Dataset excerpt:
══════════
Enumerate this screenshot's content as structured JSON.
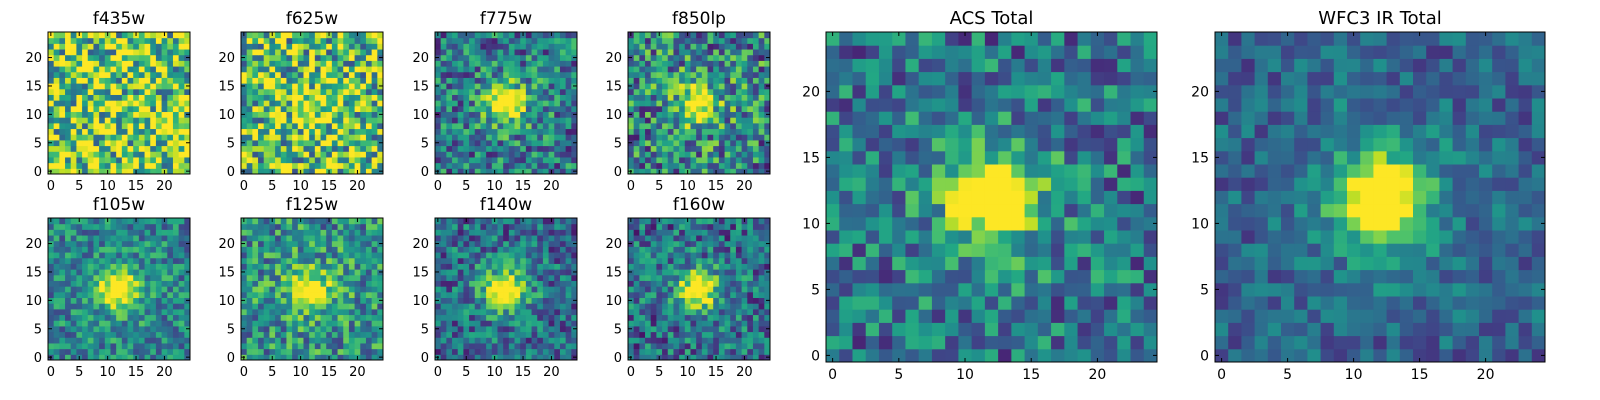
{
  "chart_data": [
    {
      "type": "heatmap",
      "title": "f435w",
      "xlabel": "",
      "ylabel": "",
      "x_ticks": [
        "0",
        "5",
        "10",
        "15",
        "20"
      ],
      "y_ticks": [
        "0",
        "5",
        "10",
        "15",
        "20"
      ],
      "xlim": [
        0,
        25
      ],
      "ylim": [
        0,
        25
      ],
      "grid_size": [
        25,
        25
      ],
      "peak_pixel": null,
      "peak_strength": 0.0,
      "noise_level": 0.5,
      "background": 0.8,
      "colormap": "viridis",
      "seed": 11
    },
    {
      "type": "heatmap",
      "title": "f625w",
      "xlabel": "",
      "ylabel": "",
      "x_ticks": [
        "0",
        "5",
        "10",
        "15",
        "20"
      ],
      "y_ticks": [
        "0",
        "5",
        "10",
        "15",
        "20"
      ],
      "xlim": [
        0,
        25
      ],
      "ylim": [
        0,
        25
      ],
      "grid_size": [
        25,
        25
      ],
      "peak_pixel": [
        12,
        11
      ],
      "peak_strength": 0.2,
      "noise_level": 0.45,
      "background": 0.7,
      "colormap": "viridis",
      "seed": 23
    },
    {
      "type": "heatmap",
      "title": "f775w",
      "xlabel": "",
      "ylabel": "",
      "x_ticks": [
        "0",
        "5",
        "10",
        "15",
        "20"
      ],
      "y_ticks": [
        "0",
        "5",
        "10",
        "15",
        "20"
      ],
      "xlim": [
        0,
        25
      ],
      "ylim": [
        0,
        25
      ],
      "grid_size": [
        25,
        25
      ],
      "peak_pixel": [
        12,
        12
      ],
      "peak_strength": 0.55,
      "noise_level": 0.32,
      "background": 0.4,
      "colormap": "viridis",
      "seed": 37
    },
    {
      "type": "heatmap",
      "title": "f850lp",
      "xlabel": "",
      "ylabel": "",
      "x_ticks": [
        "0",
        "5",
        "10",
        "15",
        "20"
      ],
      "y_ticks": [
        "0",
        "5",
        "10",
        "15",
        "20"
      ],
      "xlim": [
        0,
        25
      ],
      "ylim": [
        0,
        25
      ],
      "grid_size": [
        25,
        25
      ],
      "peak_pixel": [
        12,
        12
      ],
      "peak_strength": 0.45,
      "noise_level": 0.38,
      "background": 0.45,
      "colormap": "viridis",
      "seed": 41
    },
    {
      "type": "heatmap",
      "title": "f105w",
      "xlabel": "",
      "ylabel": "",
      "x_ticks": [
        "0",
        "5",
        "10",
        "15",
        "20"
      ],
      "y_ticks": [
        "0",
        "5",
        "10",
        "15",
        "20"
      ],
      "xlim": [
        0,
        25
      ],
      "ylim": [
        0,
        25
      ],
      "grid_size": [
        25,
        25
      ],
      "peak_pixel": [
        12,
        12
      ],
      "peak_strength": 0.5,
      "noise_level": 0.25,
      "background": 0.45,
      "colormap": "viridis",
      "seed": 53
    },
    {
      "type": "heatmap",
      "title": "f125w",
      "xlabel": "",
      "ylabel": "",
      "x_ticks": [
        "0",
        "5",
        "10",
        "15",
        "20"
      ],
      "y_ticks": [
        "0",
        "5",
        "10",
        "15",
        "20"
      ],
      "xlim": [
        0,
        25
      ],
      "ylim": [
        0,
        25
      ],
      "grid_size": [
        25,
        25
      ],
      "peak_pixel": [
        12,
        12
      ],
      "peak_strength": 0.4,
      "noise_level": 0.3,
      "background": 0.5,
      "colormap": "viridis",
      "seed": 67
    },
    {
      "type": "heatmap",
      "title": "f140w",
      "xlabel": "",
      "ylabel": "",
      "x_ticks": [
        "0",
        "5",
        "10",
        "15",
        "20"
      ],
      "y_ticks": [
        "0",
        "5",
        "10",
        "15",
        "20"
      ],
      "xlim": [
        0,
        25
      ],
      "ylim": [
        0,
        25
      ],
      "grid_size": [
        25,
        25
      ],
      "peak_pixel": [
        12,
        12
      ],
      "peak_strength": 0.55,
      "noise_level": 0.28,
      "background": 0.35,
      "colormap": "viridis",
      "seed": 71
    },
    {
      "type": "heatmap",
      "title": "f160w",
      "xlabel": "",
      "ylabel": "",
      "x_ticks": [
        "0",
        "5",
        "10",
        "15",
        "20"
      ],
      "y_ticks": [
        "0",
        "5",
        "10",
        "15",
        "20"
      ],
      "xlim": [
        0,
        25
      ],
      "ylim": [
        0,
        25
      ],
      "grid_size": [
        25,
        25
      ],
      "peak_pixel": [
        12,
        12
      ],
      "peak_strength": 0.55,
      "noise_level": 0.3,
      "background": 0.35,
      "colormap": "viridis",
      "seed": 83
    },
    {
      "type": "heatmap",
      "title": "ACS Total",
      "xlabel": "",
      "ylabel": "",
      "x_ticks": [
        "0",
        "5",
        "10",
        "15",
        "20"
      ],
      "y_ticks": [
        "0",
        "5",
        "10",
        "15",
        "20"
      ],
      "xlim": [
        0,
        25
      ],
      "ylim": [
        0,
        25
      ],
      "grid_size": [
        25,
        25
      ],
      "peak_pixel": [
        12,
        12
      ],
      "peak_strength": 0.6,
      "noise_level": 0.28,
      "background": 0.38,
      "colormap": "viridis",
      "seed": 97
    },
    {
      "type": "heatmap",
      "title": "WFC3 IR Total",
      "xlabel": "",
      "ylabel": "",
      "x_ticks": [
        "0",
        "5",
        "10",
        "15",
        "20"
      ],
      "y_ticks": [
        "0",
        "5",
        "10",
        "15",
        "20"
      ],
      "xlim": [
        0,
        25
      ],
      "ylim": [
        0,
        25
      ],
      "grid_size": [
        25,
        25
      ],
      "peak_pixel": [
        12,
        12
      ],
      "peak_strength": 0.65,
      "noise_level": 0.18,
      "background": 0.32,
      "colormap": "viridis",
      "seed": 101
    }
  ],
  "colors": {
    "frame": "#000000",
    "text": "#000000",
    "background": "#ffffff"
  }
}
══════════
_What to work on_.
Filter the records above and return every line that holds the word "title".

_Response to this exercise_.
      "title": "f435w",
      "title": "f625w",
      "title": "f775w",
      "title": "f850lp",
      "title": "f105w",
      "title": "f125w",
      "title": "f140w",
      "title": "f160w",
      "title": "ACS Total",
      "title": "WFC3 IR Total",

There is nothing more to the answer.